== TASK TO COMPLETE ==
Search the data for the word "title". Reproduce every line where it is found.
**********
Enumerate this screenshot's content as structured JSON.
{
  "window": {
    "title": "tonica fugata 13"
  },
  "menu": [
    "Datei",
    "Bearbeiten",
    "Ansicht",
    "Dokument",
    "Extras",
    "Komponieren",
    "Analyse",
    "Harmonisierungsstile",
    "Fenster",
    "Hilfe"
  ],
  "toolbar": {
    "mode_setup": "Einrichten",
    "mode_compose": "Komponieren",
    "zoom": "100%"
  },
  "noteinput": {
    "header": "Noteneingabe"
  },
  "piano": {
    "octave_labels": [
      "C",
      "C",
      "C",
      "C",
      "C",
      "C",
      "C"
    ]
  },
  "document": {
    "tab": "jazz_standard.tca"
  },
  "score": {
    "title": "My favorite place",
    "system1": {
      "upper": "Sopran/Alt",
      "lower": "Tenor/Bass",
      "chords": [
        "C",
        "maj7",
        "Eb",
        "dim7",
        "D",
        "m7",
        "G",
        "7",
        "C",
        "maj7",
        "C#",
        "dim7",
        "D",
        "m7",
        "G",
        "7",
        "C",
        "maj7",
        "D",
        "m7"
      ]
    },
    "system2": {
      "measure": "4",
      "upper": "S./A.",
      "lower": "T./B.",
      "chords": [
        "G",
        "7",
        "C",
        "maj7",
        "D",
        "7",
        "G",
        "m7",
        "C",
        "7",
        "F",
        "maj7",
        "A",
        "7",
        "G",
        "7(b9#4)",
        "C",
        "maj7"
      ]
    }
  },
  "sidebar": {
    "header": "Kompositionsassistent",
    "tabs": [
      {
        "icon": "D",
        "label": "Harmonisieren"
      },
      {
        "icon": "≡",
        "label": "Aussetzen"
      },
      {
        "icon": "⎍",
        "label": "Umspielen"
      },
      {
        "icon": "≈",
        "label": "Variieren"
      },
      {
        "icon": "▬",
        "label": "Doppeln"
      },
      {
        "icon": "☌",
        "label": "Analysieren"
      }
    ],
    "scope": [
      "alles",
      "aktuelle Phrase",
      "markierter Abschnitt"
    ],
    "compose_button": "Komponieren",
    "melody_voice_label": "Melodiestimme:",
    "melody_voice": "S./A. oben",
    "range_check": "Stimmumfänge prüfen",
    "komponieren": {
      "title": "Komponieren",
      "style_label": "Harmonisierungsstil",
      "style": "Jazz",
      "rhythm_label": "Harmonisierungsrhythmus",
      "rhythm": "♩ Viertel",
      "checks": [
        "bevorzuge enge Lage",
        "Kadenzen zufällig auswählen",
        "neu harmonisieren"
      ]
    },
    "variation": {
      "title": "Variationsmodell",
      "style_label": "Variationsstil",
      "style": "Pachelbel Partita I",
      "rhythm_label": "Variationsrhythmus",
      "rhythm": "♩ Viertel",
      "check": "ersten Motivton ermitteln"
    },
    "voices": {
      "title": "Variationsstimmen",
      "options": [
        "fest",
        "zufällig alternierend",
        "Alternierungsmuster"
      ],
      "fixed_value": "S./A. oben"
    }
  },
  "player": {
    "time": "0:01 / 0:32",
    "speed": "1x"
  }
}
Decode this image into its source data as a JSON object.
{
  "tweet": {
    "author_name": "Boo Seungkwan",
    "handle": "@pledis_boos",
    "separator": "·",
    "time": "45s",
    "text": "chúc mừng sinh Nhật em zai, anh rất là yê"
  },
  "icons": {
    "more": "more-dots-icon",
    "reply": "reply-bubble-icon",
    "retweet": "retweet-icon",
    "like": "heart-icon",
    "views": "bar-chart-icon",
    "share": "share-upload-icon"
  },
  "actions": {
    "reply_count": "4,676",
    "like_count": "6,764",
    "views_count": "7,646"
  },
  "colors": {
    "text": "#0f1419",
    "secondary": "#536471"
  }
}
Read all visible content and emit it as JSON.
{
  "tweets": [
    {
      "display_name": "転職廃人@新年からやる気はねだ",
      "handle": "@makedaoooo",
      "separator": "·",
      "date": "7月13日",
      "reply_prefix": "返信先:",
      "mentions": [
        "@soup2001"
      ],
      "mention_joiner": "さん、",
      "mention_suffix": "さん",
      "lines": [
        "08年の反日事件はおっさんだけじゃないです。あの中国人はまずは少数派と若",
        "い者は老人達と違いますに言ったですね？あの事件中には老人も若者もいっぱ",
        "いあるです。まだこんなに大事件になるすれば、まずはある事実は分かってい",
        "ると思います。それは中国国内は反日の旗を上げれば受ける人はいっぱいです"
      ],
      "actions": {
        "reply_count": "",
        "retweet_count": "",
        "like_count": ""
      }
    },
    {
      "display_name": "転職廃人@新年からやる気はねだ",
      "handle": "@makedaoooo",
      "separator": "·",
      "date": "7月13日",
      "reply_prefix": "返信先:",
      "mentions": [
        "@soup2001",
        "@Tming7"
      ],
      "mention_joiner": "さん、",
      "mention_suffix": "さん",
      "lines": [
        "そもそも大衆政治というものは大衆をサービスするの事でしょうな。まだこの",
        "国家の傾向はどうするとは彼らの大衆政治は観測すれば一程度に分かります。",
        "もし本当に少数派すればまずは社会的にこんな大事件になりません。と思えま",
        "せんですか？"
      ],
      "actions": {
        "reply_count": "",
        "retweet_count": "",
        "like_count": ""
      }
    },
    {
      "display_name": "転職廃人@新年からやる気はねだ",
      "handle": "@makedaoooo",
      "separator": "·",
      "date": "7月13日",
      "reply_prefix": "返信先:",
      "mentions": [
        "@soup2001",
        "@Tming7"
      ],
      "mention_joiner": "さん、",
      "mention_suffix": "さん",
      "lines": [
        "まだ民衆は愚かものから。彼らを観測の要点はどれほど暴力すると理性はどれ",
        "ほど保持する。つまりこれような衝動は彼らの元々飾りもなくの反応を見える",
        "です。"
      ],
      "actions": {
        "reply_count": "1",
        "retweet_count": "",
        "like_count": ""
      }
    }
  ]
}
**********
== OUTPUT FOR THIS EXERCISE ==
    "title": "tonica fugata 13"
    "title": "My favorite place",
      "title": "Komponieren",
      "title": "Variationsmodell",
      "title": "Variationsstimmen",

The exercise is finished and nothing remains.